● **Rows from a figure dataset**
========================================================================

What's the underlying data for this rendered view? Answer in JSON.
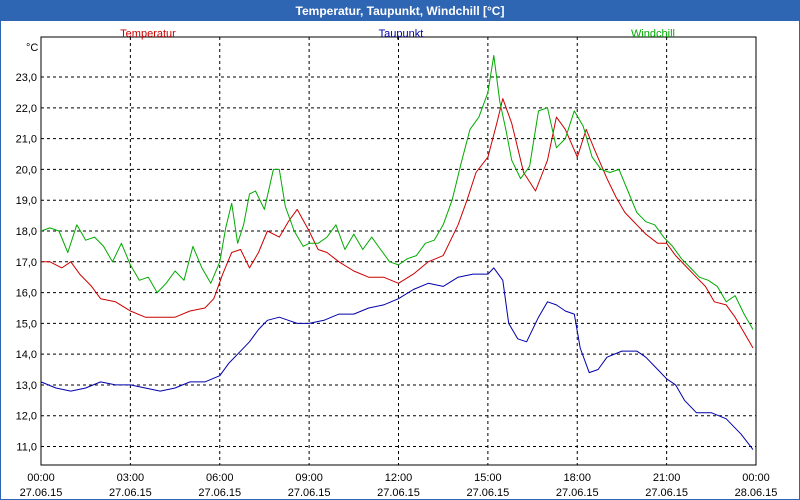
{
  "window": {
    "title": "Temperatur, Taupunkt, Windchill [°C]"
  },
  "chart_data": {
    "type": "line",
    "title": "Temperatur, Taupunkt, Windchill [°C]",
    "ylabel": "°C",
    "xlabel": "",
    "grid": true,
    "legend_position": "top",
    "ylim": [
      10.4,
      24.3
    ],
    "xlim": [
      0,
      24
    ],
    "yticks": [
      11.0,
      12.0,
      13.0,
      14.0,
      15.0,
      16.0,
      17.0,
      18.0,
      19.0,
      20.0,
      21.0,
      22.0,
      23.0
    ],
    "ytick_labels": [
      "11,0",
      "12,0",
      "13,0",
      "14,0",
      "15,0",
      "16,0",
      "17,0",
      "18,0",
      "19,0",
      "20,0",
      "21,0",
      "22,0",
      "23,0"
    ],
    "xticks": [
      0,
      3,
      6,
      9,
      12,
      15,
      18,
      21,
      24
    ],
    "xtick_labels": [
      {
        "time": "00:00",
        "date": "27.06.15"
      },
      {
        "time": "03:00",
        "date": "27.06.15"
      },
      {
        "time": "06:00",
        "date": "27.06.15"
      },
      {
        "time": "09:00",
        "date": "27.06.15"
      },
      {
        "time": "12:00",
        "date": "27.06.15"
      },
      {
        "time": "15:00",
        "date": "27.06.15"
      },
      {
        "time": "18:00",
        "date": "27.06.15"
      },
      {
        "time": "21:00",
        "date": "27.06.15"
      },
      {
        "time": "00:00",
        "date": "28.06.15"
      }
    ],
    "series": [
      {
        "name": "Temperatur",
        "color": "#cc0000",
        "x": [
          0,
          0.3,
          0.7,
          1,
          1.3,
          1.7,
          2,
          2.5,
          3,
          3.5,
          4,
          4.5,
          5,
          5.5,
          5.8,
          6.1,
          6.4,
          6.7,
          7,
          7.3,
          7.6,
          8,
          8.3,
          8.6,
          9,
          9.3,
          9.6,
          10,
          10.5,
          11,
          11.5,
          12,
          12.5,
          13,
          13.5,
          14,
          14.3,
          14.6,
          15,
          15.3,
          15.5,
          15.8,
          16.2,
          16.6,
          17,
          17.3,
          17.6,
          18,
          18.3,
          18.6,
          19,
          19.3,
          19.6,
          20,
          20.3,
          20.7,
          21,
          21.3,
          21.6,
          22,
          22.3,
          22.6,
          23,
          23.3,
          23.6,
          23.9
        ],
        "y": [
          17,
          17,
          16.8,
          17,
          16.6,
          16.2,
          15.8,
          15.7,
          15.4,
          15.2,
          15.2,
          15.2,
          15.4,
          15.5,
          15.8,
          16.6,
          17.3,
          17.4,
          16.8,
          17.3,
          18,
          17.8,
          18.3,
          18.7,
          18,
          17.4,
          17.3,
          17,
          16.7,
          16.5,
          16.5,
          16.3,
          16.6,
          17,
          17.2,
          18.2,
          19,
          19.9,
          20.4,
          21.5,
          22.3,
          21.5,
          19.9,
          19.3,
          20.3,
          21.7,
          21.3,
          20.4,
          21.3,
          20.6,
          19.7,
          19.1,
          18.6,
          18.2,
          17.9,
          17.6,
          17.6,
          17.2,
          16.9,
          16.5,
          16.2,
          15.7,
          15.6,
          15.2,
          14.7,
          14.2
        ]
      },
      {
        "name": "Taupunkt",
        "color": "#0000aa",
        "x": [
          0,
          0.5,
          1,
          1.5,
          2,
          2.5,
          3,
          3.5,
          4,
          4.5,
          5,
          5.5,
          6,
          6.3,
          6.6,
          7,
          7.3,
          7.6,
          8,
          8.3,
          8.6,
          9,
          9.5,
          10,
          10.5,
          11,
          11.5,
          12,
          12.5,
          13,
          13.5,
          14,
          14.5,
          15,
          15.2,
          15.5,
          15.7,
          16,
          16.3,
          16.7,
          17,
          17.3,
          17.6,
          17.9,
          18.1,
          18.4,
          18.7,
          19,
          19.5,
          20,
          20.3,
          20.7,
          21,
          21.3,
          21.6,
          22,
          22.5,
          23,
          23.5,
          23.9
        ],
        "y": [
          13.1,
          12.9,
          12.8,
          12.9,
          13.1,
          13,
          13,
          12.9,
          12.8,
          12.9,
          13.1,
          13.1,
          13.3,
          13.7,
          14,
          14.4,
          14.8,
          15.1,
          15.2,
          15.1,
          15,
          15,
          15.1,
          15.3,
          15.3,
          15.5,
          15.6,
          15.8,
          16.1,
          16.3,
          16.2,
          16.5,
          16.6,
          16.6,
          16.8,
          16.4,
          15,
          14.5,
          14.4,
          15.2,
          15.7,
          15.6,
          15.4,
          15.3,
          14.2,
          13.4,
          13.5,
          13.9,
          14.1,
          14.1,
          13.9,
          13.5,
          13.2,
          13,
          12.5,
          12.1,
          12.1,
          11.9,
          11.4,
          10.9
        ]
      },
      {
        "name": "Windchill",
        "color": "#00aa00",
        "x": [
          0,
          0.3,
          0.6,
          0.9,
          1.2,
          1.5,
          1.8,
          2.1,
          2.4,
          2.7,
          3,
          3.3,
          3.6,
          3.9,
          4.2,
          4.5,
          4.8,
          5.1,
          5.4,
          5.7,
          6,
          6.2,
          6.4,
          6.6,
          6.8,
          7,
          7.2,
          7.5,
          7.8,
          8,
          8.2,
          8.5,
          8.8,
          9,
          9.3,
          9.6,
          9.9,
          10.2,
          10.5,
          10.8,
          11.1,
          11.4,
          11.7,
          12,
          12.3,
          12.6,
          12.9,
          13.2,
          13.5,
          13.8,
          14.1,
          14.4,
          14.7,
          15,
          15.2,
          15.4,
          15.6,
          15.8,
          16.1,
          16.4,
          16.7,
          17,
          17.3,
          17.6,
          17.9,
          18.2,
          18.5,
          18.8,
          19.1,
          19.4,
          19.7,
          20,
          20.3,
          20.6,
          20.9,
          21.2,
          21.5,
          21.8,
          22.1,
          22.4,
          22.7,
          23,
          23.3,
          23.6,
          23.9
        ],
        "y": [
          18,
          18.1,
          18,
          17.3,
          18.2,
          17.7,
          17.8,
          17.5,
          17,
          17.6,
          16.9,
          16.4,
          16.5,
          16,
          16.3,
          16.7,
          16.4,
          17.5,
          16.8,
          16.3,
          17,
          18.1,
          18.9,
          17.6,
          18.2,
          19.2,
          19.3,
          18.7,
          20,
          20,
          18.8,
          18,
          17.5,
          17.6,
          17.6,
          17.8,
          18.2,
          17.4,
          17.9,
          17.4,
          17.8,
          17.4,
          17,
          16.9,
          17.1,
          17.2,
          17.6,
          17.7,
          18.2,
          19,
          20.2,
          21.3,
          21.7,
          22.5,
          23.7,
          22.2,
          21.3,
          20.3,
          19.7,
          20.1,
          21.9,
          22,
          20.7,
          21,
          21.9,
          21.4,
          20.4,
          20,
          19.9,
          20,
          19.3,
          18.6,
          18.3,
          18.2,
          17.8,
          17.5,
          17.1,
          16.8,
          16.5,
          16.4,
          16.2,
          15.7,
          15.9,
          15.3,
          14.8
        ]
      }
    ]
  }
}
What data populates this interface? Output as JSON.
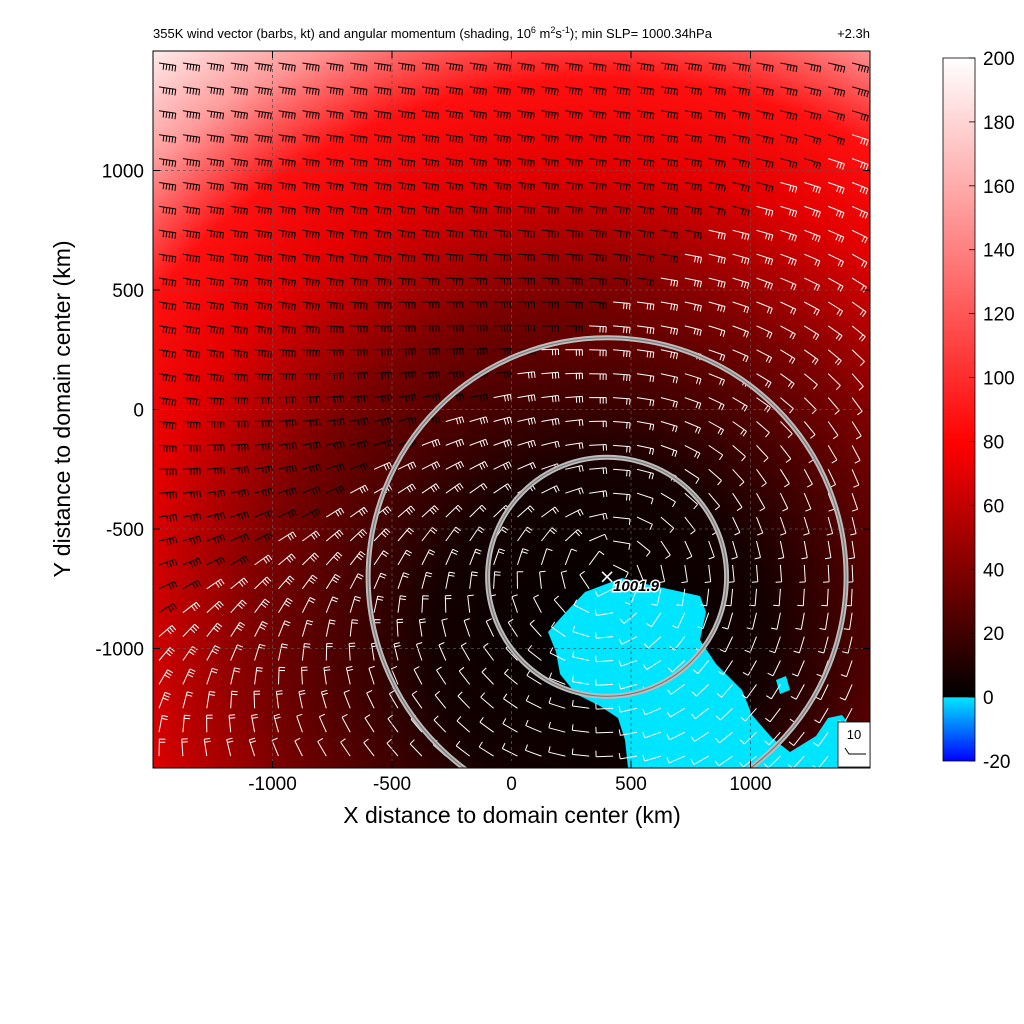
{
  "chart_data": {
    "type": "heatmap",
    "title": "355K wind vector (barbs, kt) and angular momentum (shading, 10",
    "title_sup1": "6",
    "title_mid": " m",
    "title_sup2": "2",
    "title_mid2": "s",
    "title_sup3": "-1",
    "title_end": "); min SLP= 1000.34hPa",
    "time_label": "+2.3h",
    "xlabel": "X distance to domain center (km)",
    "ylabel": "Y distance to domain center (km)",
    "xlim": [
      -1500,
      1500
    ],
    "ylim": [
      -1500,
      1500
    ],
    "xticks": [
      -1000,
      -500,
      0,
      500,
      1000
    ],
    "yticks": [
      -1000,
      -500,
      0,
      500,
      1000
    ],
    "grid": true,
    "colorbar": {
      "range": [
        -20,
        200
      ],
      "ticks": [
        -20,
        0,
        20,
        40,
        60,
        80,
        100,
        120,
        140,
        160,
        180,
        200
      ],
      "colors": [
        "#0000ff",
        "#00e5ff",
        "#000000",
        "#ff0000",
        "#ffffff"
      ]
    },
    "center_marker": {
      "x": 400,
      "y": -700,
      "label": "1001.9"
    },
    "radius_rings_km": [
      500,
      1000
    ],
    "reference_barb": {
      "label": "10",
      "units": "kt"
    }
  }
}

========================================================================

No pictures belong in the copy: reproduce exactly the lines above from the one that contains "What data populates" through the last line of the entries.

● **Written response**
What data populates this interface? Output as JSON.
{
  "chart_data": {
    "type": "heatmap",
    "title": "355K wind vector (barbs, kt) and angular momentum (shading, 10",
    "title_sup1": "6",
    "title_mid": " m",
    "title_sup2": "2",
    "title_mid2": "s",
    "title_sup3": "-1",
    "title_end": "); min SLP= 1000.34hPa",
    "time_label": "+2.3h",
    "xlabel": "X distance to domain center (km)",
    "ylabel": "Y distance to domain center (km)",
    "xlim": [
      -1500,
      1500
    ],
    "ylim": [
      -1500,
      1500
    ],
    "xticks": [
      -1000,
      -500,
      0,
      500,
      1000
    ],
    "yticks": [
      -1000,
      -500,
      0,
      500,
      1000
    ],
    "grid": true,
    "colorbar": {
      "range": [
        -20,
        200
      ],
      "ticks": [
        -20,
        0,
        20,
        40,
        60,
        80,
        100,
        120,
        140,
        160,
        180,
        200
      ],
      "colors": [
        "#0000ff",
        "#00e5ff",
        "#000000",
        "#ff0000",
        "#ffffff"
      ]
    },
    "center_marker": {
      "x": 400,
      "y": -700,
      "label": "1001.9"
    },
    "radius_rings_km": [
      500,
      1000
    ],
    "reference_barb": {
      "label": "10",
      "units": "kt"
    }
  }
}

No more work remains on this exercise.